▸ Task to complete: Go through the records and copy each line where the word "values" occurs.

▸ Data supplied:
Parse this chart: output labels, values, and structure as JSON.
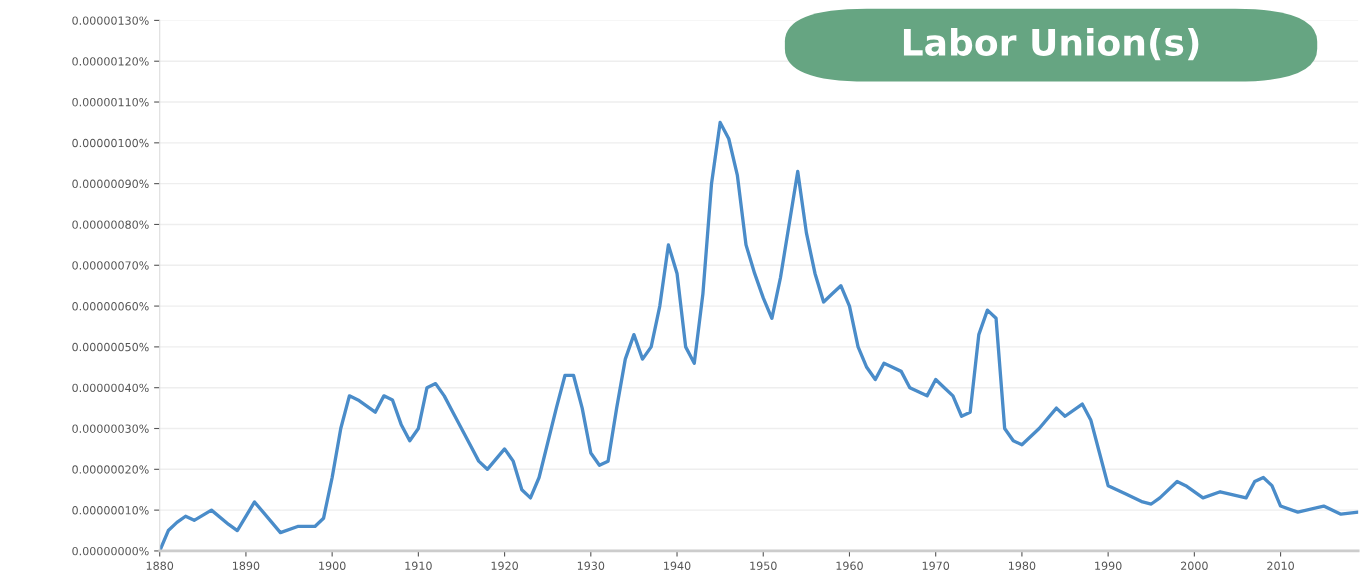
{
  "chart_data": {
    "type": "line",
    "title": "Labor Union(s)",
    "x": [
      1880,
      1881,
      1882,
      1883,
      1884,
      1886,
      1888,
      1889,
      1891,
      1893,
      1894,
      1896,
      1898,
      1899,
      1900,
      1901,
      1902,
      1903,
      1905,
      1906,
      1907,
      1908,
      1909,
      1910,
      1911,
      1912,
      1913,
      1914,
      1915,
      1916,
      1917,
      1918,
      1920,
      1921,
      1922,
      1923,
      1924,
      1926,
      1927,
      1928,
      1929,
      1930,
      1931,
      1932,
      1933,
      1934,
      1935,
      1936,
      1937,
      1938,
      1939,
      1940,
      1941,
      1942,
      1943,
      1944,
      1945,
      1946,
      1947,
      1948,
      1949,
      1950,
      1951,
      1952,
      1953,
      1954,
      1955,
      1956,
      1957,
      1958,
      1959,
      1960,
      1961,
      1962,
      1963,
      1964,
      1965,
      1966,
      1967,
      1968,
      1969,
      1970,
      1971,
      1972,
      1973,
      1974,
      1975,
      1976,
      1977,
      1978,
      1979,
      1980,
      1982,
      1984,
      1985,
      1987,
      1988,
      1989,
      1990,
      1992,
      1994,
      1995,
      1996,
      1998,
      1999,
      2001,
      2003,
      2004,
      2006,
      2007,
      2008,
      2009,
      2010,
      2012,
      2015,
      2017,
      2019
    ],
    "series": [
      {
        "color": "#4a8cc9",
        "values": [
          0,
          5e-08,
          7e-08,
          8.5e-08,
          7.5e-08,
          1e-07,
          6.5e-08,
          5e-08,
          1.2e-07,
          7e-08,
          4.5e-08,
          6e-08,
          6e-08,
          8e-08,
          1.8e-07,
          3e-07,
          3.8e-07,
          3.7e-07,
          3.4e-07,
          3.8e-07,
          3.7e-07,
          3.1e-07,
          2.7e-07,
          3e-07,
          4e-07,
          4.1e-07,
          3.8e-07,
          3.4e-07,
          3e-07,
          2.6e-07,
          2.2e-07,
          2e-07,
          2.5e-07,
          2.2e-07,
          1.5e-07,
          1.3e-07,
          1.8e-07,
          3.5e-07,
          4.3e-07,
          4.3e-07,
          3.5e-07,
          2.4e-07,
          2.1e-07,
          2.2e-07,
          3.5e-07,
          4.7e-07,
          5.3e-07,
          4.7e-07,
          5e-07,
          6e-07,
          7.5e-07,
          6.8e-07,
          5e-07,
          4.6e-07,
          6.3e-07,
          9e-07,
          1.05e-06,
          1.01e-06,
          9.2e-07,
          7.5e-07,
          6.8e-07,
          6.2e-07,
          5.7e-07,
          6.7e-07,
          8e-07,
          9.3e-07,
          7.8e-07,
          6.8e-07,
          6.1e-07,
          6.3e-07,
          6.5e-07,
          6e-07,
          5e-07,
          4.5e-07,
          4.2e-07,
          4.6e-07,
          4.5e-07,
          4.4e-07,
          4e-07,
          3.9e-07,
          3.8e-07,
          4.2e-07,
          4e-07,
          3.8e-07,
          3.3e-07,
          3.4e-07,
          5.3e-07,
          5.9e-07,
          5.7e-07,
          3e-07,
          2.7e-07,
          2.6e-07,
          3e-07,
          3.5e-07,
          3.3e-07,
          3.6e-07,
          3.2e-07,
          2.4e-07,
          1.6e-07,
          1.4e-07,
          1.2e-07,
          1.15e-07,
          1.3e-07,
          1.7e-07,
          1.6e-07,
          1.3e-07,
          1.45e-07,
          1.4e-07,
          1.3e-07,
          1.7e-07,
          1.8e-07,
          1.6e-07,
          1.1e-07,
          9.5e-08,
          1.1e-07,
          9e-08,
          9.5e-08
        ]
      }
    ],
    "xlim": [
      1880,
      2019
    ],
    "xticks": [
      1880,
      1890,
      1900,
      1910,
      1920,
      1930,
      1940,
      1950,
      1960,
      1970,
      1980,
      1990,
      2000,
      2010
    ],
    "ylim": [
      0,
      1.3e-06
    ],
    "yticks": [
      {
        "value": 0,
        "label": "0.00000000%"
      },
      {
        "value": 1e-07,
        "label": "0.00000010%"
      },
      {
        "value": 2e-07,
        "label": "0.00000020%"
      },
      {
        "value": 3e-07,
        "label": "0.00000030%"
      },
      {
        "value": 4e-07,
        "label": "0.00000040%"
      },
      {
        "value": 5e-07,
        "label": "0.00000050%"
      },
      {
        "value": 6e-07,
        "label": "0.00000060%"
      },
      {
        "value": 7e-07,
        "label": "0.00000070%"
      },
      {
        "value": 8e-07,
        "label": "0.00000080%"
      },
      {
        "value": 9e-07,
        "label": "0.00000090%"
      },
      {
        "value": 1e-06,
        "label": "0.00000100%"
      },
      {
        "value": 1.1e-06,
        "label": "0.00000110%"
      },
      {
        "value": 1.2e-06,
        "label": "0.00000120%"
      },
      {
        "value": 1.3e-06,
        "label": "0.00000130%"
      }
    ],
    "grid": "y",
    "line_style": "solid"
  }
}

▸ The output:
Parse this chart: output labels, values, and structure as JSON.
        "values": [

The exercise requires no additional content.